## Begin Material supplied
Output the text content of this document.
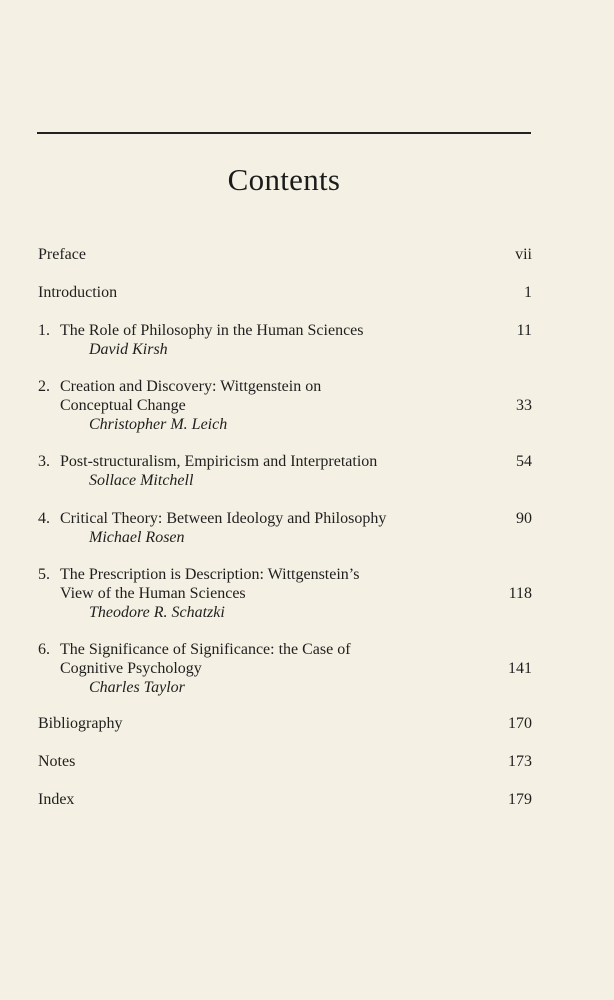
Contents
Preface	vii
Introduction	1
1. The Role of Philosophy in the Human Sciences	11
David Kirsh
2. Creation and Discovery: Wittgenstein on
Conceptual Change	33
Christopher M. Leich
3. Post-structuralism, Empiricism and Interpretation	54
Sollace Mitchell
4. Critical Theory: Between Ideology and Philosophy	90
Michael Rosen
5. The Prescription is Description: Wittgenstein’s
View of the Human Sciences	118
Theodore R. Schatzki
6. The Significance of Significance: the Case of
Cognitive Psychology	141
Charles Taylor
Bibliography	170
Notes	173
Index	179
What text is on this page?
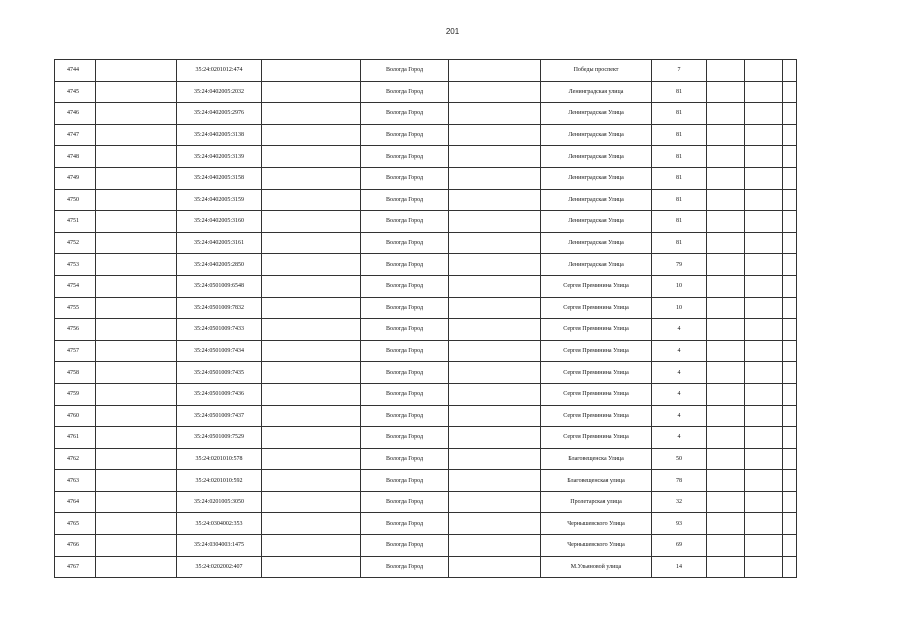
201
4744		35:24:0201012:474		Вологда Город		Победы проспект	7			
4745		35:24:0402005:2032		Вологда Город		Ленинградская улица	81			
4746		35:24:0402005:2976		Вологда Город		Ленинградская Улица	81			
4747		35:24:0402005:3138		Вологда Город		Ленинградская Улица	81			
4748		35:24:0402005:3139		Вологда Город		Ленинградская Улица	81			
4749		35:24:0402005:3158		Вологда Город		Ленинградская Улица	81			
4750		35:24:0402005:3159		Вологда Город		Ленинградская Улица	81			
4751		35:24:0402005:3160		Вологда Город		Ленинградская Улица	81			
4752		35:24:0402005:3161		Вологда Город		Ленинградская Улица	81			
4753		35:24:0402005:2850		Вологда Город		Ленинградская Улица	79			
4754		35:24:0501009:6548		Вологда Город		Сергея Преминина Улица	10			
4755		35:24:0501009:7832		Вологда Город		Сергея Преминина Улица	10			
4756		35:24:0501009:7433		Вологда Город		Сергея Преминина Улица	4			
4757		35:24:0501009:7434		Вологда Город		Сергея Преминина Улица	4			
4758		35:24:0501009:7435		Вологда Город		Сергея Преминина Улица	4			
4759		35:24:0501009:7436		Вологда Город		Сергея Преминина Улица	4			
4760		35:24:0501009:7437		Вологда Город		Сергея Преминина Улица	4			
4761		35:24:0501009:7529		Вологда Город		Сергея Преминина Улица	4			
4762		35:24:0201010:578		Вологда Город		Благовещенска Улица	50			
4763		35:24:0201010:592		Вологда Город		Благовещенская улица	78			
4764		35:24:0201005:3050		Вологда Город		Пролетарская улица	32			
4765		35:24:0304002:353		Вологда Город		Чернышевского Улица	93			
4766		35:24:0304003:1475		Вологда Город		Чернышевского Улица	69			
4767		35:24:0202002:407		Вологда Город		М.Ульяновой улица	14			
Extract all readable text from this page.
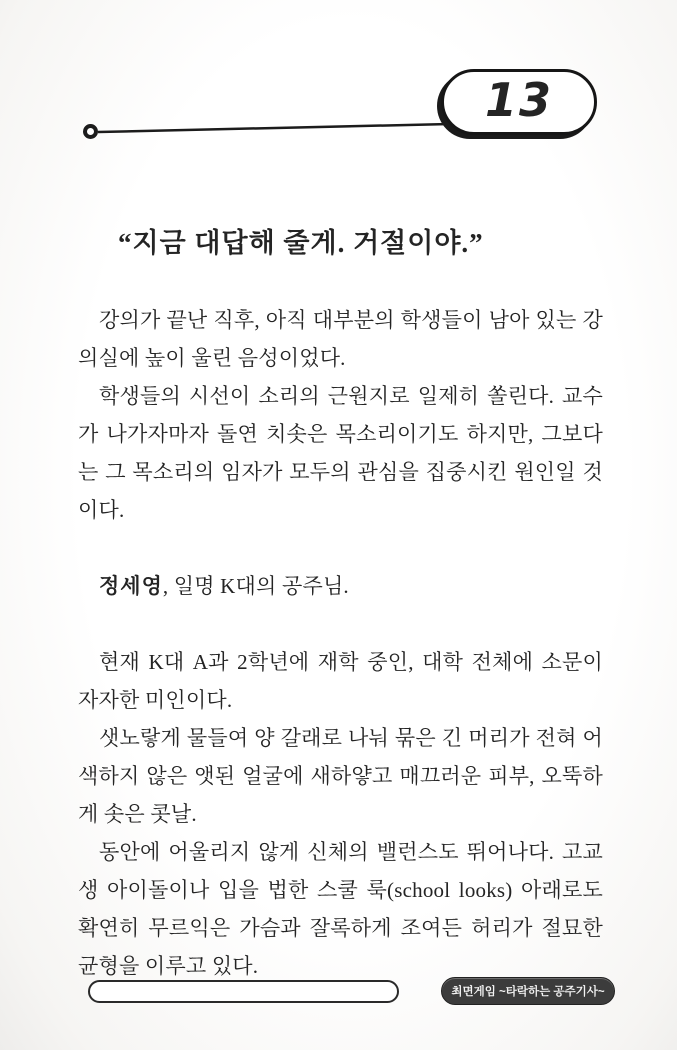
13
“지금 대답해 줄게. 거절이야.”

강의가 끝난 직후, 아직 대부분의 학생들이 남아 있는 강의실에 높이 울린 음성이었다.

학생들의 시선이 소리의 근원지로 일제히 쏠린다. 교수가 나가자마자 돌연 치솟은 목소리이기도 하지만, 그보다는 그 목소리의 임자가 모두의 관심을 집중시킨 원인일 것이다.

정세영, 일명 K대의 공주님.

현재 K대 A과 2학년에 재학 중인, 대학 전체에 소문이 자자한 미인이다.

샛노랗게 물들여 양 갈래로 나눠 묶은 긴 머리가 전혀 어색하지 않은 앳된 얼굴에 새하얗고 매끄러운 피부, 오뚝하게 솟은 콧날.

동안에 어울리지 않게 신체의 밸런스도 뛰어나다. 고교생 아이돌이나 입을 법한 스쿨 룩(school looks) 아래로도 확연히 무르익은 가슴과 잘록하게 조여든 허리가 절묘한 균형을 이루고 있다.

최면게임 ~타락하는 공주기사~
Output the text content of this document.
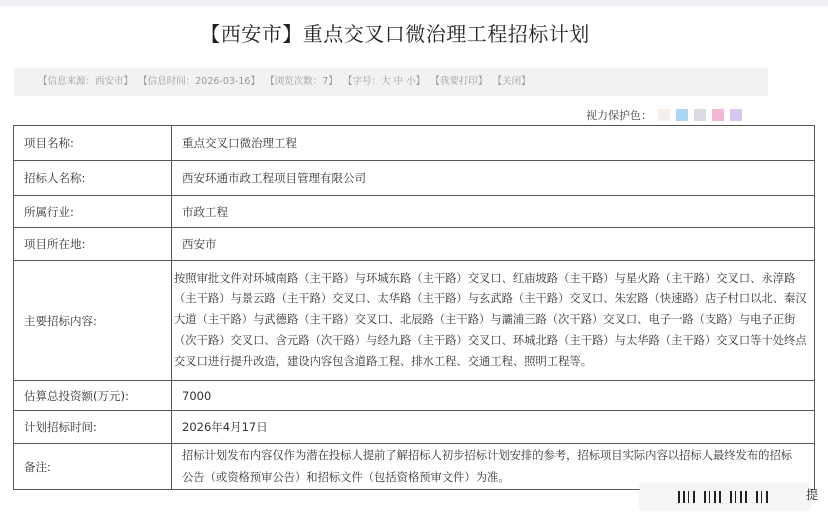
【西安市】重点交叉口微治理工程招标计划
【信息来源：西安市】 【信息时间：2026-03-16】 【浏览次数：7】 【字号：大 中 小】 【我要打印】 【关闭】
视力保护色：
项目名称:	重点交叉口微治理工程
招标人名称:	西安环通市政工程项目管理有限公司
所属行业:	市政工程
项目所在地:	西安市
主要招标内容:	按照审批文件对环城南路（主干路）与环城东路（主干路）交叉口、红庙坡路（主干路）与星火路（主干路）交叉口、永淳路（主干路）与景云路（主干路）交叉口、太华路（主干路）与玄武路（主干路）交叉口、朱宏路（快速路）店子村口以北、秦汉大道（主干路）与武德路（主干路）交叉口、北辰路（主干路）与灞浦三路（次干路）交叉口、电子一路（支路）与电子正街（次干路）交叉口、含元路（次干路）与经九路（主干路）交叉口、环城北路（主干路）与太华路（主干路）交叉口等十处终点交叉口进行提升改造，建设内容包含道路工程、排水工程、交通工程、照明工程等。
估算总投资额(万元):	7000
计划招标时间:	2026年4月17日
备注:	招标计划发布内容仅作为潜在投标人提前了解招标人初步招标计划安排的参考，招标项目实际内容以招标人最终发布的招标公告（或资格预审公告）和招标文件（包括资格预审文件）为准。
提
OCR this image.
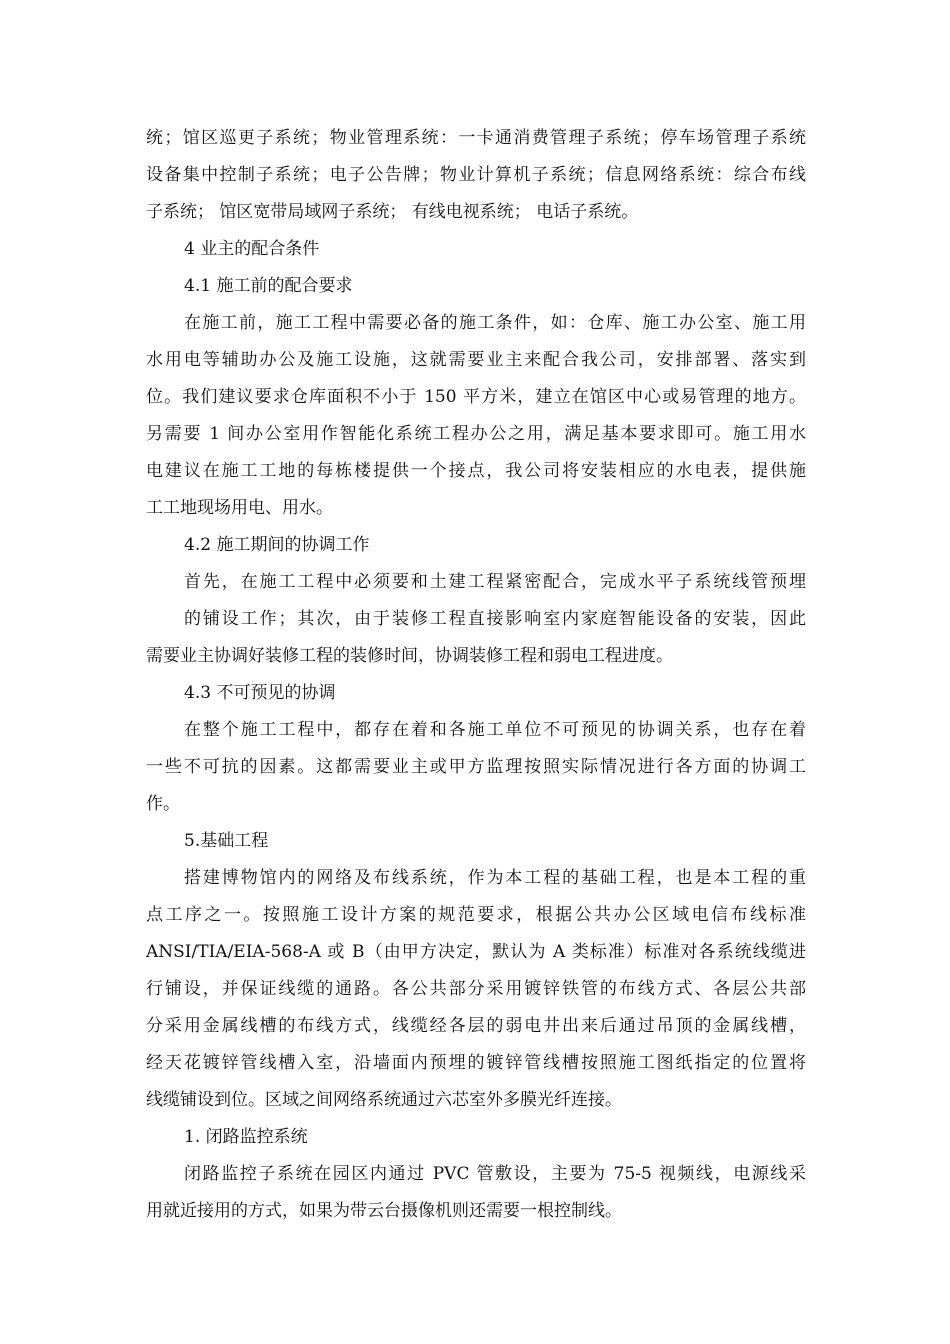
统；馆区巡更子系统；物业管理系统：一卡通消费管理子系统；停车场管理子系统
设备集中控制子系统；电子公告牌；物业计算机子系统；信息网络系统：综合布线
子系统； 馆区宽带局域网子系统； 有线电视系统； 电话子系统。
4 业主的配合条件
4.1 施工前的配合要求
在施工前，施工工程中需要必备的施工条件，如：仓库、施工办公室、施工用
水用电等辅助办公及施工设施，这就需要业主来配合我公司，安排部署、落实到
位。我们建议要求仓库面积不小于 150 平方米，建立在馆区中心或易管理的地方。
另需要 1 间办公室用作智能化系统工程办公之用，满足基本要求即可。施工用水
电建议在施工工地的每栋楼提供一个接点，我公司将安装相应的水电表，提供施
工工地现场用电、用水。
4.2 施工期间的协调工作
首先，在施工工程中必须要和土建工程紧密配合，完成水平子系统线管预埋
的铺设工作；其次，由于装修工程直接影响室内家庭智能设备的安装，因此
需要业主协调好装修工程的装修时间，协调装修工程和弱电工程进度。
4.3 不可预见的协调
在整个施工工程中，都存在着和各施工单位不可预见的协调关系，也存在着
一些不可抗的因素。这都需要业主或甲方监理按照实际情况进行各方面的协调工
作。
5.基础工程
搭建博物馆内的网络及布线系统，作为本工程的基础工程，也是本工程的重
点工序之一。按照施工设计方案的规范要求，根据公共办公区域电信布线标准
ANSI/TIA/EIA-568-A 或 B（由甲方决定，默认为 A 类标准）标准对各系统线缆进
行铺设，并保证线缆的通路。各公共部分采用镀锌铁管的布线方式、各层公共部
分采用金属线槽的布线方式，线缆经各层的弱电井出来后通过吊顶的金属线槽，
经天花镀锌管线槽入室，沿墙面内预埋的镀锌管线槽按照施工图纸指定的位置将
线缆铺设到位。区域之间网络系统通过六芯室外多膜光纤连接。
1. 闭路监控系统
闭路监控子系统在园区内通过 PVC 管敷设，主要为 75-5 视频线，电源线采
用就近接用的方式，如果为带云台摄像机则还需要一根控制线。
## End Material supplied
- [What to work on]:
In the listing above, how many lines hold the word "text"? Give the number and nothing more.

- [Response to this task]:
4